[Data entries]
▬▬▬▬▬▬

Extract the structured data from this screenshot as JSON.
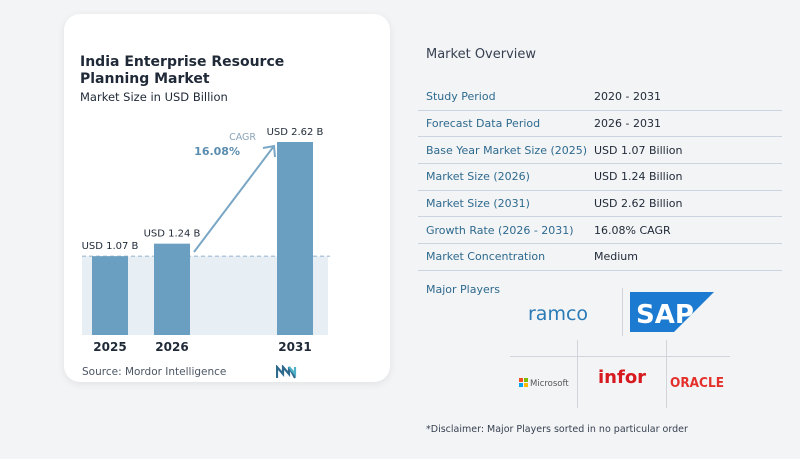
{
  "chart_data": {
    "type": "bar",
    "title": "India Enterprise Resource Planning Market",
    "subtitle": "Market Size in USD Billion",
    "categories": [
      "2025",
      "2026",
      "2031"
    ],
    "values": [
      1.07,
      1.24,
      2.62
    ],
    "value_labels": [
      "USD 1.07 B",
      "USD 1.24 B",
      "USD 2.62 B"
    ],
    "ylim": [
      0,
      2.62
    ],
    "annotation": {
      "label": "CAGR",
      "value": "16.08%"
    },
    "colors": {
      "bar": "#6b9fc2",
      "bar_light": "#8cb6d2",
      "baseline_fill": "#e7eef4",
      "dashed": "#9dbbd0",
      "arrow": "#7aa7c5",
      "cagr_label": "#8aa4b8",
      "cagr_value": "#5b8db0"
    }
  },
  "source": "Source:  Mordor Intelligence",
  "logo_icon": "mordor-intelligence-logo",
  "overview": {
    "title": "Market Overview",
    "rows": [
      {
        "label": "Study Period",
        "value": "2020 - 2031"
      },
      {
        "label": "Forecast Data Period",
        "value": "2026 - 2031"
      },
      {
        "label": "Base Year Market Size (2025)",
        "value": "USD 1.07 Billion"
      },
      {
        "label": "Market Size (2026)",
        "value": "USD 1.24 Billion"
      },
      {
        "label": "Market Size (2031)",
        "value": "USD 2.62 Billion"
      },
      {
        "label": "Growth Rate (2026 - 2031)",
        "value": "16.08% CAGR"
      },
      {
        "label": "Market Concentration",
        "value": "Medium"
      }
    ]
  },
  "players": {
    "title": "Major Players",
    "logos": [
      "ramco",
      "SAP",
      "Microsoft",
      "infor",
      "ORACLE"
    ]
  },
  "disclaimer": "*Disclaimer: Major Players sorted in no particular order"
}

▬▬▬▬▬▬

### What the task requires
Scan the data above; copy every line where "Size" appears.

### Answer for the task
    "subtitle": "Market Size in USD Billion",
        "label": "Base Year Market Size (2025)",
        "label": "Market Size (2026)",
        "label": "Market Size (2031)",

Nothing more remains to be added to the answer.